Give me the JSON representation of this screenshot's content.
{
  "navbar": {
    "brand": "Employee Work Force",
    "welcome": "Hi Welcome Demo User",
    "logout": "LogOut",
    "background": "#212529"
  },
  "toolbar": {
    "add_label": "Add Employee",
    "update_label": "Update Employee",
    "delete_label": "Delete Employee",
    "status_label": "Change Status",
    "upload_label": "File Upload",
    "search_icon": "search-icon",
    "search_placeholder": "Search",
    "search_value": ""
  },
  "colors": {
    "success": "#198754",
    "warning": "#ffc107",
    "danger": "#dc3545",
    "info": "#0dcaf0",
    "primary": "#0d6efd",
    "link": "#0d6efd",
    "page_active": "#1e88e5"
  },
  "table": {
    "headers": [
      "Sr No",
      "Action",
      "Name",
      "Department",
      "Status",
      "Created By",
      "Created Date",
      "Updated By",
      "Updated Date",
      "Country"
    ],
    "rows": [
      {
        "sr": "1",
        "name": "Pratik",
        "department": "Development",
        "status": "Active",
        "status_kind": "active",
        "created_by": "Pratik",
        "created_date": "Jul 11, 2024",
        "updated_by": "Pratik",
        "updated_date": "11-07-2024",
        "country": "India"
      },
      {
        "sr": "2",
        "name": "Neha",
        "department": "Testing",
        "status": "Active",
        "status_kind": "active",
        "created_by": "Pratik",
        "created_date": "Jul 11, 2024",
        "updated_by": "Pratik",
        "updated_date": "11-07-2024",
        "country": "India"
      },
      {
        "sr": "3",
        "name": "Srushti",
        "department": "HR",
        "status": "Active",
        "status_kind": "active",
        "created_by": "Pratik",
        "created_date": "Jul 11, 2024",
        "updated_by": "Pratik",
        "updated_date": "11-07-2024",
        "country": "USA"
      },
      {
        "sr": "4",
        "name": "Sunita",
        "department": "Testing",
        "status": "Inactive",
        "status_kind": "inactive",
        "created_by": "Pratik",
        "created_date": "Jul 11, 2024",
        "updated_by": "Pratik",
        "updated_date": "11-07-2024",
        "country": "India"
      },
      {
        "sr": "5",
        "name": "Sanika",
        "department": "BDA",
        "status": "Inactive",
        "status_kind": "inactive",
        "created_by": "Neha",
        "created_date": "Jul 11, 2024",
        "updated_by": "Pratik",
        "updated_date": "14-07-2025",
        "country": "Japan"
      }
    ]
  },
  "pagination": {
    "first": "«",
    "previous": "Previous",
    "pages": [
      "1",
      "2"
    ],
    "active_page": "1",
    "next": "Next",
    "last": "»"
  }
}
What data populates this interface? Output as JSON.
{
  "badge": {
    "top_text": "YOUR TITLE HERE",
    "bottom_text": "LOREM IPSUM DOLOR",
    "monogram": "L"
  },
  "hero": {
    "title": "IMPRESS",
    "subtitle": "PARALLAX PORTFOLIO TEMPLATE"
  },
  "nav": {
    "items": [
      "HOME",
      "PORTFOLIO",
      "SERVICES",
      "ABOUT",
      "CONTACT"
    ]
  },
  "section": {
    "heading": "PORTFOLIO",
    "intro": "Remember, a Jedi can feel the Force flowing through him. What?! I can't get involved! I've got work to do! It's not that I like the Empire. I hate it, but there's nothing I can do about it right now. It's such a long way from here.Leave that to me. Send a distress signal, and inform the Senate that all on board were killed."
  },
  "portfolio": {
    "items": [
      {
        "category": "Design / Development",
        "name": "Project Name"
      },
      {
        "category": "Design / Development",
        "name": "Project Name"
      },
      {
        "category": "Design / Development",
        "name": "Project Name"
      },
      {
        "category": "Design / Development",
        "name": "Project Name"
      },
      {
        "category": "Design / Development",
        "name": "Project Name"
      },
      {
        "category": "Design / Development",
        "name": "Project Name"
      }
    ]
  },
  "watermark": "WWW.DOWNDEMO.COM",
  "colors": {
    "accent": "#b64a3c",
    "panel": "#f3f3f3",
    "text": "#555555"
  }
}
-----
§ **Given request**
Extract each line of the material exactly as it stands.

§ **Solution for this problem**
Give me the JSON representation of this screenshot's content.
{
  "navbar": {
    "brand": "Employee Work Force",
    "welcome": "Hi Welcome Demo User",
    "logout": "LogOut",
    "background": "#212529"
  },
  "toolbar": {
    "add_label": "Add Employee",
    "update_label": "Update Employee",
    "delete_label": "Delete Employee",
    "status_label": "Change Status",
    "upload_label": "File Upload",
    "search_icon": "search-icon",
    "search_placeholder": "Search",
    "search_value": ""
  },
  "colors": {
    "success": "#198754",
    "warning": "#ffc107",
    "danger": "#dc3545",
    "info": "#0dcaf0",
    "primary": "#0d6efd",
    "link": "#0d6efd",
    "page_active": "#1e88e5"
  },
  "table": {
    "headers": [
      "Sr No",
      "Action",
      "Name",
      "Department",
      "Status",
      "Created By",
      "Created Date",
      "Updated By",
      "Updated Date",
      "Country"
    ],
    "rows": [
      {
        "sr": "1",
        "name": "Pratik",
        "department": "Development",
        "status": "Active",
        "status_kind": "active",
        "created_by": "Pratik",
        "created_date": "Jul 11, 2024",
        "updated_by": "Pratik",
        "updated_date": "11-07-2024",
        "country": "India"
      },
      {
        "sr": "2",
        "name": "Neha",
        "department": "Testing",
        "status": "Active",
        "status_kind": "active",
        "created_by": "Pratik",
        "created_date": "Jul 11, 2024",
        "updated_by": "Pratik",
        "updated_date": "11-07-2024",
        "country": "India"
      },
      {
        "sr": "3",
        "name": "Srushti",
        "department": "HR",
        "status": "Active",
        "status_kind": "active",
        "created_by": "Pratik",
        "created_date": "Jul 11, 2024",
        "updated_by": "Pratik",
        "updated_date": "11-07-2024",
        "country": "USA"
      },
      {
        "sr": "4",
        "name": "Sunita",
        "department": "Testing",
        "status": "Inactive",
        "status_kind": "inactive",
        "created_by": "Pratik",
        "created_date": "Jul 11, 2024",
        "updated_by": "Pratik",
        "updated_date": "11-07-2024",
        "country": "India"
      },
      {
        "sr": "5",
        "name": "Sanika",
        "department": "BDA",
        "status": "Inactive",
        "status_kind": "inactive",
        "created_by": "Neha",
        "created_date": "Jul 11, 2024",
        "updated_by": "Pratik",
        "updated_date": "14-07-2025",
        "country": "Japan"
      }
    ]
  },
  "pagination": {
    "first": "«",
    "previous": "Previous",
    "pages": [
      "1",
      "2"
    ],
    "active_page": "1",
    "next": "Next",
    "last": "»"
  }
}
What data populates this interface? Output as JSON.
{
  "badge": {
    "top_text": "YOUR TITLE HERE",
    "bottom_text": "LOREM IPSUM DOLOR",
    "monogram": "L"
  },
  "hero": {
    "title": "IMPRESS",
    "subtitle": "PARALLAX PORTFOLIO TEMPLATE"
  },
  "nav": {
    "items": [
      "HOME",
      "PORTFOLIO",
      "SERVICES",
      "ABOUT",
      "CONTACT"
    ]
  },
  "section": {
    "heading": "PORTFOLIO",
    "intro": "Remember, a Jedi can feel the Force flowing through him. What?! I can't get involved! I've got work to do! It's not that I like the Empire. I hate it, but there's nothing I can do about it right now. It's such a long way from here.Leave that to me. Send a distress signal, and inform the Senate that all on board were killed."
  },
  "portfolio": {
    "items": [
      {
        "category": "Design / Development",
        "name": "Project Name"
      },
      {
        "category": "Design / Development",
        "name": "Project Name"
      },
      {
        "category": "Design / Development",
        "name": "Project Name"
      },
      {
        "category": "Design / Development",
        "name": "Project Name"
      },
      {
        "category": "Design / Development",
        "name": "Project Name"
      },
      {
        "category": "Design / Development",
        "name": "Project Name"
      }
    ]
  },
  "watermark": "WWW.DOWNDEMO.COM",
  "colors": {
    "accent": "#b64a3c",
    "panel": "#f3f3f3",
    "text": "#555555"
  }
}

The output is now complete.